— BEGIN —

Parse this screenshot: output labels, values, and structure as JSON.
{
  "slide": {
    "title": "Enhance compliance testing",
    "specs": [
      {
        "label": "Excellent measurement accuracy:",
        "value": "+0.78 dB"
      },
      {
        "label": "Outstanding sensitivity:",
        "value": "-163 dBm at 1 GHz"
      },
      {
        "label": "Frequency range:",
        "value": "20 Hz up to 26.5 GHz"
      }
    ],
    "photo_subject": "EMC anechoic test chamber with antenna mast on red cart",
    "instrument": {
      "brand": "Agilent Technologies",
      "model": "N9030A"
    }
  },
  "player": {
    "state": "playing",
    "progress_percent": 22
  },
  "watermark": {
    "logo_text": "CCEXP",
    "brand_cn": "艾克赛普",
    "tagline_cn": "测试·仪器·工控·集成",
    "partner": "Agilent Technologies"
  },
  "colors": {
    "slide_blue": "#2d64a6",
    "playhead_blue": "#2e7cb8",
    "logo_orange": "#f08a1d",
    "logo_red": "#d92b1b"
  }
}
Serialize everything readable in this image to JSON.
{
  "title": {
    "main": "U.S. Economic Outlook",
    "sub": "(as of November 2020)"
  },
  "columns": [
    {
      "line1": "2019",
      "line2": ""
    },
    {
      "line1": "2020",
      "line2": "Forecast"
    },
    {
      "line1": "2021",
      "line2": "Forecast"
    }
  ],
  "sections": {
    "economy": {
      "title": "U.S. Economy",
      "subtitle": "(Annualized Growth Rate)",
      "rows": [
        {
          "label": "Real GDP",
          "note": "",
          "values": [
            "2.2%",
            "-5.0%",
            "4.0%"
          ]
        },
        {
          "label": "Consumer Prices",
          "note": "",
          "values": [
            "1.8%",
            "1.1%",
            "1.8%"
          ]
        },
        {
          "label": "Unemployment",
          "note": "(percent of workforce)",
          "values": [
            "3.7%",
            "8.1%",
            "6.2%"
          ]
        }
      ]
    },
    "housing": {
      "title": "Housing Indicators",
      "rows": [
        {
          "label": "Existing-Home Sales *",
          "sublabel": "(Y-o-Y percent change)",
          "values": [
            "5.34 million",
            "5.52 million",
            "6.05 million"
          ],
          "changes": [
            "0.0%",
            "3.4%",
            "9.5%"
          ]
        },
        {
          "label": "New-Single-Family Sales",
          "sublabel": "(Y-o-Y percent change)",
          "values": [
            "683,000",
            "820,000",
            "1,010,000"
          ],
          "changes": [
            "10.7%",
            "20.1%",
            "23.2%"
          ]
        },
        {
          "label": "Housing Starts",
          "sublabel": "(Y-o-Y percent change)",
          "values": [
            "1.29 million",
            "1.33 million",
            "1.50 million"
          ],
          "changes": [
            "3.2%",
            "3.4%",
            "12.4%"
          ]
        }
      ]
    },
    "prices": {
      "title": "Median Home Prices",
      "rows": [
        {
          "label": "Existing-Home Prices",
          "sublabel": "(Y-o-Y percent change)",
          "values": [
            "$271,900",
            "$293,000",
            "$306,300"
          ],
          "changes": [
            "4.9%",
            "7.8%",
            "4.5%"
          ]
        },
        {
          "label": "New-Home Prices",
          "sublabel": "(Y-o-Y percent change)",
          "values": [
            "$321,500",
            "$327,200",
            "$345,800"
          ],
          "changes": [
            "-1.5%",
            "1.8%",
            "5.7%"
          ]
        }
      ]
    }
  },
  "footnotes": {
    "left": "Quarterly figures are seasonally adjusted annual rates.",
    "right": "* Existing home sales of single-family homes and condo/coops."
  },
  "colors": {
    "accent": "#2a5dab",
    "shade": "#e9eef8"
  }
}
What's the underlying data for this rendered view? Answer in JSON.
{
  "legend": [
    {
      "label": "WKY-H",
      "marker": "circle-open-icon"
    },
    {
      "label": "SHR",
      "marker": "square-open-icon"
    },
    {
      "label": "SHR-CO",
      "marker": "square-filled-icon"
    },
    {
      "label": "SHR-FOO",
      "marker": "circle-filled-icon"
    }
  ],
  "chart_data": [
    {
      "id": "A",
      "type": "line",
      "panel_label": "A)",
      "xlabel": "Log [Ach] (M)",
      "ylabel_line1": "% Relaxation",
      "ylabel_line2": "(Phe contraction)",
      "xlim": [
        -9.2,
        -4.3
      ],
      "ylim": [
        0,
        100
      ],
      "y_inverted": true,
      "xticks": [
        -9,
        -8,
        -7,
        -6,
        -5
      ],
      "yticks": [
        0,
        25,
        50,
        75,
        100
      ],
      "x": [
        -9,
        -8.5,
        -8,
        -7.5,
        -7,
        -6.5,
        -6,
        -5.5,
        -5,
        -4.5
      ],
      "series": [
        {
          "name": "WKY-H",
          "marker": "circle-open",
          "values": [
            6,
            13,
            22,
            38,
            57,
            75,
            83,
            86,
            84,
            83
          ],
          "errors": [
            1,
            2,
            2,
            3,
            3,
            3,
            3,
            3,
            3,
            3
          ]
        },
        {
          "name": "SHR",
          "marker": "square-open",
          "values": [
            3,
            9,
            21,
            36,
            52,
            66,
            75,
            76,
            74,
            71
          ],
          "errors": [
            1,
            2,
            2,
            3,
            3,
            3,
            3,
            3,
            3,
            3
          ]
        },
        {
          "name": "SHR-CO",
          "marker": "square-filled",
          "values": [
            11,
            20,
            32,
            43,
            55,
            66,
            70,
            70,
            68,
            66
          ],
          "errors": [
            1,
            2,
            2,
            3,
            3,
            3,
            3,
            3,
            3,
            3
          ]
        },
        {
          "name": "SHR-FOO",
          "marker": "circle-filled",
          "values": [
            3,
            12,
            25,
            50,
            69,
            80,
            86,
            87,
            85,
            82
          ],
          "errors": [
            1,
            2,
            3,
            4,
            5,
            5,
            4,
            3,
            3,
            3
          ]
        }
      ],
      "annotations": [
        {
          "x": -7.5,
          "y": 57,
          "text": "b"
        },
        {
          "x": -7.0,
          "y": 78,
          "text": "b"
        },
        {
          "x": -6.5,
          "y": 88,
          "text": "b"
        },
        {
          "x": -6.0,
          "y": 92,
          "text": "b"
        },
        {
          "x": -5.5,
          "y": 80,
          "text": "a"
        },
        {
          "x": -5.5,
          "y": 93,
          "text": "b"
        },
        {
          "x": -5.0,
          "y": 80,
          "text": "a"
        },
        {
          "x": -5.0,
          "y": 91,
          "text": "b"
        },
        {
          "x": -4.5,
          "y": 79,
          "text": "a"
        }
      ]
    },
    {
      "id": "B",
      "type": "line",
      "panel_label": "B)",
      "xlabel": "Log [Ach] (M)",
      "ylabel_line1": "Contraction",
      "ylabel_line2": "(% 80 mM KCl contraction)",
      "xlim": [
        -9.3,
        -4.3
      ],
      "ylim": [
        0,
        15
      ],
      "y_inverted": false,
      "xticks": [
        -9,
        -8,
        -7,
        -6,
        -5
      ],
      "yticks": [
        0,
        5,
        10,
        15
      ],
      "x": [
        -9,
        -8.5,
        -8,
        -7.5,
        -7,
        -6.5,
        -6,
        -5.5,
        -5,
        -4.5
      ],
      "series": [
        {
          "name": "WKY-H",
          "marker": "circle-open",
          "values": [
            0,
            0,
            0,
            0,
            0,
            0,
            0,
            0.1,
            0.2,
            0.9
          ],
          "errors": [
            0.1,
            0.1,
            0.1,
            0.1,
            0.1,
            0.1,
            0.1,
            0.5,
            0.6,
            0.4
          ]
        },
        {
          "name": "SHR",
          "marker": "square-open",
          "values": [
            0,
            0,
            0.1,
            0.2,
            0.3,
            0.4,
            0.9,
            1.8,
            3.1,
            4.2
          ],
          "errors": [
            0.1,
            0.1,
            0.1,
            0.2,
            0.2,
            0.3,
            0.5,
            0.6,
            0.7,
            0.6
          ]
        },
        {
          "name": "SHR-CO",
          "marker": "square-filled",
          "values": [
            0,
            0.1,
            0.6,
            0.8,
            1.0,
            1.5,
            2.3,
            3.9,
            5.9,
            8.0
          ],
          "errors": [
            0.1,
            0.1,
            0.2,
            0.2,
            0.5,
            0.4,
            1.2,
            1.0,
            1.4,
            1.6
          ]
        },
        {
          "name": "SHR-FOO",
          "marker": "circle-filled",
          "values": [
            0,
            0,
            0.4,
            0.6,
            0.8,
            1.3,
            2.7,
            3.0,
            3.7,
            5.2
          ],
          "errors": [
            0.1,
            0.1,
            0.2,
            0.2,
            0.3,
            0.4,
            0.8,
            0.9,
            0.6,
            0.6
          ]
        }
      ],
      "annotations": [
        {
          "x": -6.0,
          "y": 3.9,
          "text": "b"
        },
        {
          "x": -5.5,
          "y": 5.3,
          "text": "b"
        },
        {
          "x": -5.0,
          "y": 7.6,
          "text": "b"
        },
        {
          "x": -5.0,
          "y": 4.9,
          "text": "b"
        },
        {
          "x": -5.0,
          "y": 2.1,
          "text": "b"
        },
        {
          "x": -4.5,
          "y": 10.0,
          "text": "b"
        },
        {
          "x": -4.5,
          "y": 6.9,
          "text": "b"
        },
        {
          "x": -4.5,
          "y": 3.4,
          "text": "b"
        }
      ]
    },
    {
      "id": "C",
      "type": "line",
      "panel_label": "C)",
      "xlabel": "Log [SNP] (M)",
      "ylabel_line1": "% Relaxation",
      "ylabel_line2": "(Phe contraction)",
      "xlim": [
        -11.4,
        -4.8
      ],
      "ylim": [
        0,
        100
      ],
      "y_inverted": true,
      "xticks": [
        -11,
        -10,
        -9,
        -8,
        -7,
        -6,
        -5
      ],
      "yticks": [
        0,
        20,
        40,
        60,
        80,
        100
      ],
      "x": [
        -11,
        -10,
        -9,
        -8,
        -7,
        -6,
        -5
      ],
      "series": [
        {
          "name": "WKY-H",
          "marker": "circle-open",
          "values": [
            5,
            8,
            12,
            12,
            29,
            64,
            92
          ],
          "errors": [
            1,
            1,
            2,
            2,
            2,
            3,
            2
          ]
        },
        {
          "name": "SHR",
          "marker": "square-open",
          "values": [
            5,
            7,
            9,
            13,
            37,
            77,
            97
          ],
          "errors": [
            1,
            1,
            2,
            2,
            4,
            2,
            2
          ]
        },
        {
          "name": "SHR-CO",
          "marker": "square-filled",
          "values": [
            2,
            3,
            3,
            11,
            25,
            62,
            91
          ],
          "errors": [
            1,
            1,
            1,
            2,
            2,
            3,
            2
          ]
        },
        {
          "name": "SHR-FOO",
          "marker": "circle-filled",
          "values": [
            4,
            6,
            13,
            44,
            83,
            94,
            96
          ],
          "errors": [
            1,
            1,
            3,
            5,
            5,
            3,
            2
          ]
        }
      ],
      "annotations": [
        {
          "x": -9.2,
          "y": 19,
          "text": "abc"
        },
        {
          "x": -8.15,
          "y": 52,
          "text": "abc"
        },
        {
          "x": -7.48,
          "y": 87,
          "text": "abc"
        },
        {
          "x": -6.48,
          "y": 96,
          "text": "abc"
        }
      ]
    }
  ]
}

— END —

Stated task: Copy all lines in the listing above where the string "icon" appears.

Final answer:
      "marker": "circle-open-icon"
      "marker": "square-open-icon"
      "marker": "square-filled-icon"
      "marker": "circle-filled-icon"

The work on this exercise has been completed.